◆ Listed records ◆
__________________________________________________

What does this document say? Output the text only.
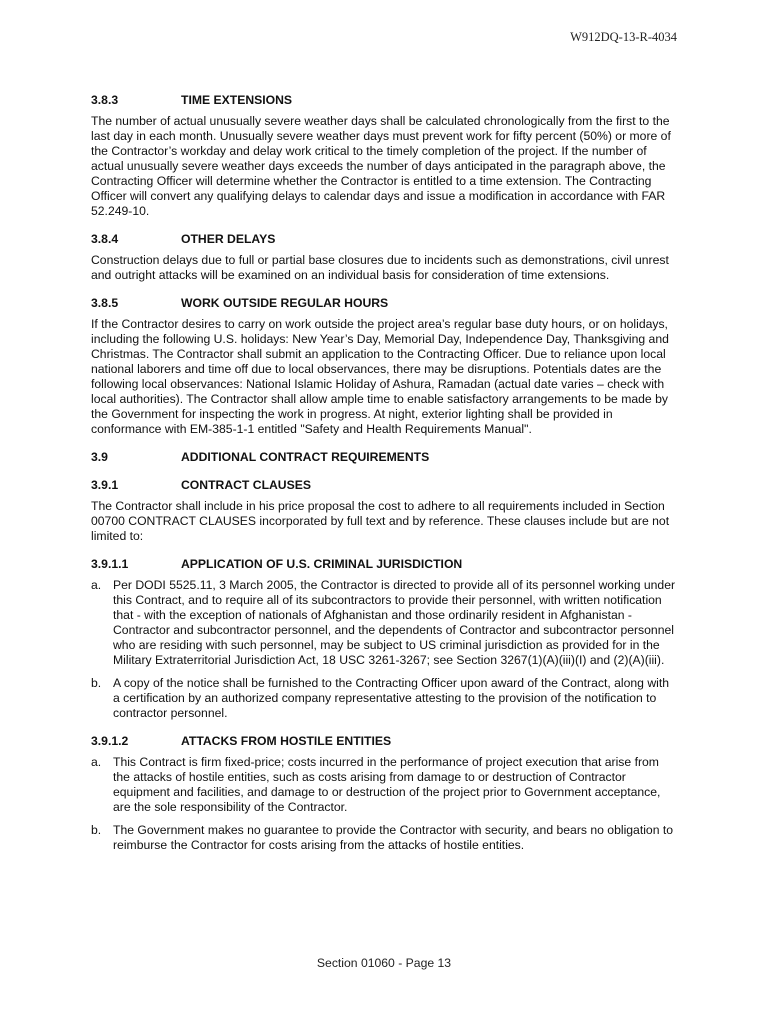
W912DQ-13-R-4034
3.8.3	TIME EXTENSIONS
The number of actual unusually severe weather days shall be calculated chronologically from the first to the last day in each month. Unusually severe weather days must prevent work for fifty percent (50%) or more of the Contractor’s workday and delay work critical to the timely completion of the project. If the number of actual unusually severe weather days exceeds the number of days anticipated in the paragraph above, the Contracting Officer will determine whether the Contractor is entitled to a time extension. The Contracting Officer will convert any qualifying delays to calendar days and issue a modification in accordance with FAR 52.249-10.
3.8.4	OTHER DELAYS
Construction delays due to full or partial base closures due to incidents such as demonstrations, civil unrest and outright attacks will be examined on an individual basis for consideration of time extensions.
3.8.5	WORK OUTSIDE REGULAR HOURS
If the Contractor desires to carry on work outside the project area’s regular base duty hours, or on holidays, including the following U.S. holidays: New Year’s Day, Memorial Day, Independence Day, Thanksgiving and Christmas. The Contractor shall submit an application to the Contracting Officer. Due to reliance upon local national laborers and time off due to local observances, there may be disruptions. Potentials dates are the following local observances: National Islamic Holiday of Ashura, Ramadan (actual date varies – check with local authorities). The Contractor shall allow ample time to enable satisfactory arrangements to be made by the Government for inspecting the work in progress. At night, exterior lighting shall be provided in conformance with EM-385-1-1 entitled "Safety and Health Requirements Manual".
3.9	ADDITIONAL CONTRACT REQUIREMENTS
3.9.1	CONTRACT CLAUSES
The Contractor shall include in his price proposal the cost to adhere to all requirements included in Section 00700 CONTRACT CLAUSES incorporated by full text and by reference. These clauses include but are not limited to:
3.9.1.1	APPLICATION OF U.S. CRIMINAL JURISDICTION
a. Per DODI 5525.11, 3 March 2005, the Contractor is directed to provide all of its personnel working under this Contract, and to require all of its subcontractors to provide their personnel, with written notification that - with the exception of nationals of Afghanistan and those ordinarily resident in Afghanistan - Contractor and subcontractor personnel, and the dependents of Contractor and subcontractor personnel who are residing with such personnel, may be subject to US criminal jurisdiction as provided for in the Military Extraterritorial Jurisdiction Act, 18 USC 3261-3267; see Section 3267(1)(A)(iii)(I) and (2)(A)(iii).
b. A copy of the notice shall be furnished to the Contracting Officer upon award of the Contract, along with a certification by an authorized company representative attesting to the provision of the notification to contractor personnel.
3.9.1.2	ATTACKS FROM HOSTILE ENTITIES
a. This Contract is firm fixed-price; costs incurred in the performance of project execution that arise from the attacks of hostile entities, such as costs arising from damage to or destruction of Contractor equipment and facilities, and damage to or destruction of the project prior to Government acceptance, are the sole responsibility of the Contractor.
b. The Government makes no guarantee to provide the Contractor with security, and bears no obligation to reimburse the Contractor for costs arising from the attacks of hostile entities.
Section 01060 - Page 13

__________________________________________________

◆ Challenge ◆
Word for word, quote the lines above. Omit the pictures.

◆ Task solution ◆
What does this document say? Output the text only.
W912DQ-13-R-4034
3.8.3	TIME EXTENSIONS
The number of actual unusually severe weather days shall be calculated chronologically from the first to the last day in each month. Unusually severe weather days must prevent work for fifty percent (50%) or more of the Contractor’s workday and delay work critical to the timely completion of the project. If the number of actual unusually severe weather days exceeds the number of days anticipated in the paragraph above, the Contracting Officer will determine whether the Contractor is entitled to a time extension. The Contracting Officer will convert any qualifying delays to calendar days and issue a modification in accordance with FAR 52.249-10.
3.8.4	OTHER DELAYS
Construction delays due to full or partial base closures due to incidents such as demonstrations, civil unrest and outright attacks will be examined on an individual basis for consideration of time extensions.
3.8.5	WORK OUTSIDE REGULAR HOURS
If the Contractor desires to carry on work outside the project area’s regular base duty hours, or on holidays, including the following U.S. holidays: New Year’s Day, Memorial Day, Independence Day, Thanksgiving and Christmas. The Contractor shall submit an application to the Contracting Officer. Due to reliance upon local national laborers and time off due to local observances, there may be disruptions. Potentials dates are the following local observances: National Islamic Holiday of Ashura, Ramadan (actual date varies – check with local authorities). The Contractor shall allow ample time to enable satisfactory arrangements to be made by the Government for inspecting the work in progress. At night, exterior lighting shall be provided in conformance with EM-385-1-1 entitled "Safety and Health Requirements Manual".
3.9	ADDITIONAL CONTRACT REQUIREMENTS
3.9.1	CONTRACT CLAUSES
The Contractor shall include in his price proposal the cost to adhere to all requirements included in Section 00700 CONTRACT CLAUSES incorporated by full text and by reference. These clauses include but are not limited to:
3.9.1.1	APPLICATION OF U.S. CRIMINAL JURISDICTION
a. Per DODI 5525.11, 3 March 2005, the Contractor is directed to provide all of its personnel working under this Contract, and to require all of its subcontractors to provide their personnel, with written notification that - with the exception of nationals of Afghanistan and those ordinarily resident in Afghanistan - Contractor and subcontractor personnel, and the dependents of Contractor and subcontractor personnel who are residing with such personnel, may be subject to US criminal jurisdiction as provided for in the Military Extraterritorial Jurisdiction Act, 18 USC 3261-3267; see Section 3267(1)(A)(iii)(I) and (2)(A)(iii).
b. A copy of the notice shall be furnished to the Contracting Officer upon award of the Contract, along with a certification by an authorized company representative attesting to the provision of the notification to contractor personnel.
3.9.1.2	ATTACKS FROM HOSTILE ENTITIES
a. This Contract is firm fixed-price; costs incurred in the performance of project execution that arise from the attacks of hostile entities, such as costs arising from damage to or destruction of Contractor equipment and facilities, and damage to or destruction of the project prior to Government acceptance, are the sole responsibility of the Contractor.
b. The Government makes no guarantee to provide the Contractor with security, and bears no obligation to reimburse the Contractor for costs arising from the attacks of hostile entities.
Section 01060 - Page 13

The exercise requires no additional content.